═════ Extracted data
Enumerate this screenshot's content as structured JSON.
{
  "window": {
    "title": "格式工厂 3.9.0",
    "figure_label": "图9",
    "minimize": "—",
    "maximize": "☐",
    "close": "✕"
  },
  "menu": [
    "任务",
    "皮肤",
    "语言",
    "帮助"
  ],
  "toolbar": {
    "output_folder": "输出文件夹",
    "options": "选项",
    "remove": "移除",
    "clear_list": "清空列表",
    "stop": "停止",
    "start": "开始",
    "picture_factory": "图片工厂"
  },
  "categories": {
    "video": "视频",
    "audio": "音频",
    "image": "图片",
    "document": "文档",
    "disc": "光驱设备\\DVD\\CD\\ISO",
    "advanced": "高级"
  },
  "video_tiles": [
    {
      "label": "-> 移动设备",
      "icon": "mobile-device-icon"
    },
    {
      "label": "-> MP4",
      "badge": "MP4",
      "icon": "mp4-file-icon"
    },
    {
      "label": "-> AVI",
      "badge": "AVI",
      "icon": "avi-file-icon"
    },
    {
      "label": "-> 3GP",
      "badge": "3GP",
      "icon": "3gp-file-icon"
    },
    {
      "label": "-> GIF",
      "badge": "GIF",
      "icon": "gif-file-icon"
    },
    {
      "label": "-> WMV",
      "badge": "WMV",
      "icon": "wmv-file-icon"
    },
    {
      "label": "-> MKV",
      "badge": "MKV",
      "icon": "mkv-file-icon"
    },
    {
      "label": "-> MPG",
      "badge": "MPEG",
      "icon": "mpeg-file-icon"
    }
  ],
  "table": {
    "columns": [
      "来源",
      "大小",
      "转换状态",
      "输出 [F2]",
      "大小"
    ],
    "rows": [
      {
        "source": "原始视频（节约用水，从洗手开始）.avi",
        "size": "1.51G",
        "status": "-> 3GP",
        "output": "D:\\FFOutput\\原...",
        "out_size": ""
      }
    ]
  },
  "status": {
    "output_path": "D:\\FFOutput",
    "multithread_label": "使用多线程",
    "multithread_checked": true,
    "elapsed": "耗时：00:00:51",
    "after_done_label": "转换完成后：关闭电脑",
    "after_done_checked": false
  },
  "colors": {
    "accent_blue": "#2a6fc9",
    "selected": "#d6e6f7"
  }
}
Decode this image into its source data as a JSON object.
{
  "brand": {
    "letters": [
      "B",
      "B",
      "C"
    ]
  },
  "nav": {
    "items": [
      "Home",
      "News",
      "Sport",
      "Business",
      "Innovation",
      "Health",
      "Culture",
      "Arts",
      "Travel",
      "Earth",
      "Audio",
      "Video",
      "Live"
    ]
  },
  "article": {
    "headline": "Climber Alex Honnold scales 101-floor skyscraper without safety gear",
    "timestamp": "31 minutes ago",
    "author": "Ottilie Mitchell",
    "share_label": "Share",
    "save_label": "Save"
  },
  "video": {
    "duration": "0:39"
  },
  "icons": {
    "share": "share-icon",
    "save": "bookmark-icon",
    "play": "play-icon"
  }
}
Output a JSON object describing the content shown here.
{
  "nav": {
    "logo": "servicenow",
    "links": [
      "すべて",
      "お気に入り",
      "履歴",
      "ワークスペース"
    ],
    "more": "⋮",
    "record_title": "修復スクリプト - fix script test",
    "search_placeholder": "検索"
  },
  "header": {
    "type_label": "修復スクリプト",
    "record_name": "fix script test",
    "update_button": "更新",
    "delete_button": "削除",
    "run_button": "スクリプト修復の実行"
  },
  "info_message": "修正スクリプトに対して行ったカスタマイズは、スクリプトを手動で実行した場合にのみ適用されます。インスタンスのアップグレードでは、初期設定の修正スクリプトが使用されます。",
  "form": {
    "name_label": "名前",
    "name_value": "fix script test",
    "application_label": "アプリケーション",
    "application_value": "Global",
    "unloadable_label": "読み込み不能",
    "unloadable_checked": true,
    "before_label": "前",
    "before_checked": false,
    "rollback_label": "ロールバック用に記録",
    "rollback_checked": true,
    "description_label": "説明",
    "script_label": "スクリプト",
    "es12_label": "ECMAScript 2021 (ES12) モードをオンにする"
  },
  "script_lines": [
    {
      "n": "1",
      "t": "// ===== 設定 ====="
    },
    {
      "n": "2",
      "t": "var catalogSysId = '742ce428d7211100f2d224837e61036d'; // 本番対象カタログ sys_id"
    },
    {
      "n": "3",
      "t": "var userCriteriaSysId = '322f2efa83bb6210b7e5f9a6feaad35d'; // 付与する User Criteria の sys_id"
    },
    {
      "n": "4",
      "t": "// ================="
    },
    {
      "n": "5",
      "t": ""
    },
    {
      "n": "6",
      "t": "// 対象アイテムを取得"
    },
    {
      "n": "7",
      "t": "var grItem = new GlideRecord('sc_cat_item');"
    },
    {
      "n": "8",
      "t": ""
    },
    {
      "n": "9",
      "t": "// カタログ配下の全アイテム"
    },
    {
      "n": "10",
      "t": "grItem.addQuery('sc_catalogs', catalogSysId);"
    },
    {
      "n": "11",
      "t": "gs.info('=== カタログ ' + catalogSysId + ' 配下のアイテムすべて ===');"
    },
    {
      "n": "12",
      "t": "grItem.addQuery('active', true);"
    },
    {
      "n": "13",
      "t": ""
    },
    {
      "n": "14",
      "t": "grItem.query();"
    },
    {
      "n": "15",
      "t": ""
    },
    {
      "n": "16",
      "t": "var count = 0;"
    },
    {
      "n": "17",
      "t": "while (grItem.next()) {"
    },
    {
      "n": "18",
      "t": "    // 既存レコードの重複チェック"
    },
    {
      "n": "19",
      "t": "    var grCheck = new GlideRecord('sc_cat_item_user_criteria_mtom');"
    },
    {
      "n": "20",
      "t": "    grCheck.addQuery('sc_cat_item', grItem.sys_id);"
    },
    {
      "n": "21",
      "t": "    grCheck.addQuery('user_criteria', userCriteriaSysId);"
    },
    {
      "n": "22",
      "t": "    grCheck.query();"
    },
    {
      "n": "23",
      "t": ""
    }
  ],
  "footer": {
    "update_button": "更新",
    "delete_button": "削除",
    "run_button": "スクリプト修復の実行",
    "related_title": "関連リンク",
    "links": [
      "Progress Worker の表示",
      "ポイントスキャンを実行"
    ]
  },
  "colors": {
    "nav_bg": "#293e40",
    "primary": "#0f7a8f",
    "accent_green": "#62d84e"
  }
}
══════════
* **Given task**: Using the data above, reproduce every line exactly.

* **The completed task**:
Enumerate this screenshot's content as structured JSON.
{
  "window": {
    "title": "格式工厂 3.9.0",
    "figure_label": "图9",
    "minimize": "—",
    "maximize": "☐",
    "close": "✕"
  },
  "menu": [
    "任务",
    "皮肤",
    "语言",
    "帮助"
  ],
  "toolbar": {
    "output_folder": "输出文件夹",
    "options": "选项",
    "remove": "移除",
    "clear_list": "清空列表",
    "stop": "停止",
    "start": "开始",
    "picture_factory": "图片工厂"
  },
  "categories": {
    "video": "视频",
    "audio": "音频",
    "image": "图片",
    "document": "文档",
    "disc": "光驱设备\\DVD\\CD\\ISO",
    "advanced": "高级"
  },
  "video_tiles": [
    {
      "label": "-> 移动设备",
      "icon": "mobile-device-icon"
    },
    {
      "label": "-> MP4",
      "badge": "MP4",
      "icon": "mp4-file-icon"
    },
    {
      "label": "-> AVI",
      "badge": "AVI",
      "icon": "avi-file-icon"
    },
    {
      "label": "-> 3GP",
      "badge": "3GP",
      "icon": "3gp-file-icon"
    },
    {
      "label": "-> GIF",
      "badge": "GIF",
      "icon": "gif-file-icon"
    },
    {
      "label": "-> WMV",
      "badge": "WMV",
      "icon": "wmv-file-icon"
    },
    {
      "label": "-> MKV",
      "badge": "MKV",
      "icon": "mkv-file-icon"
    },
    {
      "label": "-> MPG",
      "badge": "MPEG",
      "icon": "mpeg-file-icon"
    }
  ],
  "table": {
    "columns": [
      "来源",
      "大小",
      "转换状态",
      "输出 [F2]",
      "大小"
    ],
    "rows": [
      {
        "source": "原始视频（节约用水，从洗手开始）.avi",
        "size": "1.51G",
        "status": "-> 3GP",
        "output": "D:\\FFOutput\\原...",
        "out_size": ""
      }
    ]
  },
  "status": {
    "output_path": "D:\\FFOutput",
    "multithread_label": "使用多线程",
    "multithread_checked": true,
    "elapsed": "耗时：00:00:51",
    "after_done_label": "转换完成后：关闭电脑",
    "after_done_checked": false
  },
  "colors": {
    "accent_blue": "#2a6fc9",
    "selected": "#d6e6f7"
  }
}
Decode this image into its source data as a JSON object.
{
  "brand": {
    "letters": [
      "B",
      "B",
      "C"
    ]
  },
  "nav": {
    "items": [
      "Home",
      "News",
      "Sport",
      "Business",
      "Innovation",
      "Health",
      "Culture",
      "Arts",
      "Travel",
      "Earth",
      "Audio",
      "Video",
      "Live"
    ]
  },
  "article": {
    "headline": "Climber Alex Honnold scales 101-floor skyscraper without safety gear",
    "timestamp": "31 minutes ago",
    "author": "Ottilie Mitchell",
    "share_label": "Share",
    "save_label": "Save"
  },
  "video": {
    "duration": "0:39"
  },
  "icons": {
    "share": "share-icon",
    "save": "bookmark-icon",
    "play": "play-icon"
  }
}
Output a JSON object describing the content shown here.
{
  "nav": {
    "logo": "servicenow",
    "links": [
      "すべて",
      "お気に入り",
      "履歴",
      "ワークスペース"
    ],
    "more": "⋮",
    "record_title": "修復スクリプト - fix script test",
    "search_placeholder": "検索"
  },
  "header": {
    "type_label": "修復スクリプト",
    "record_name": "fix script test",
    "update_button": "更新",
    "delete_button": "削除",
    "run_button": "スクリプト修復の実行"
  },
  "info_message": "修正スクリプトに対して行ったカスタマイズは、スクリプトを手動で実行した場合にのみ適用されます。インスタンスのアップグレードでは、初期設定の修正スクリプトが使用されます。",
  "form": {
    "name_label": "名前",
    "name_value": "fix script test",
    "application_label": "アプリケーション",
    "application_value": "Global",
    "unloadable_label": "読み込み不能",
    "unloadable_checked": true,
    "before_label": "前",
    "before_checked": false,
    "rollback_label": "ロールバック用に記録",
    "rollback_checked": true,
    "description_label": "説明",
    "script_label": "スクリプト",
    "es12_label": "ECMAScript 2021 (ES12) モードをオンにする"
  },
  "script_lines": [
    {
      "n": "1",
      "t": "// ===== 設定 ====="
    },
    {
      "n": "2",
      "t": "var catalogSysId = '742ce428d7211100f2d224837e61036d'; // 本番対象カタログ sys_id"
    },
    {
      "n": "3",
      "t": "var userCriteriaSysId = '322f2efa83bb6210b7e5f9a6feaad35d'; // 付与する User Criteria の sys_id"
    },
    {
      "n": "4",
      "t": "// ================="
    },
    {
      "n": "5",
      "t": ""
    },
    {
      "n": "6",
      "t": "// 対象アイテムを取得"
    },
    {
      "n": "7",
      "t": "var grItem = new GlideRecord('sc_cat_item');"
    },
    {
      "n": "8",
      "t": ""
    },
    {
      "n": "9",
      "t": "// カタログ配下の全アイテム"
    },
    {
      "n": "10",
      "t": "grItem.addQuery('sc_catalogs', catalogSysId);"
    },
    {
      "n": "11",
      "t": "gs.info('=== カタログ ' + catalogSysId + ' 配下のアイテムすべて ===');"
    },
    {
      "n": "12",
      "t": "grItem.addQuery('active', true);"
    },
    {
      "n": "13",
      "t": ""
    },
    {
      "n": "14",
      "t": "grItem.query();"
    },
    {
      "n": "15",
      "t": ""
    },
    {
      "n": "16",
      "t": "var count = 0;"
    },
    {
      "n": "17",
      "t": "while (grItem.next()) {"
    },
    {
      "n": "18",
      "t": "    // 既存レコードの重複チェック"
    },
    {
      "n": "19",
      "t": "    var grCheck = new GlideRecord('sc_cat_item_user_criteria_mtom');"
    },
    {
      "n": "20",
      "t": "    grCheck.addQuery('sc_cat_item', grItem.sys_id);"
    },
    {
      "n": "21",
      "t": "    grCheck.addQuery('user_criteria', userCriteriaSysId);"
    },
    {
      "n": "22",
      "t": "    grCheck.query();"
    },
    {
      "n": "23",
      "t": ""
    }
  ],
  "footer": {
    "update_button": "更新",
    "delete_button": "削除",
    "run_button": "スクリプト修復の実行",
    "related_title": "関連リンク",
    "links": [
      "Progress Worker の表示",
      "ポイントスキャンを実行"
    ]
  },
  "colors": {
    "nav_bg": "#293e40",
    "primary": "#0f7a8f",
    "accent_green": "#62d84e"
  }
}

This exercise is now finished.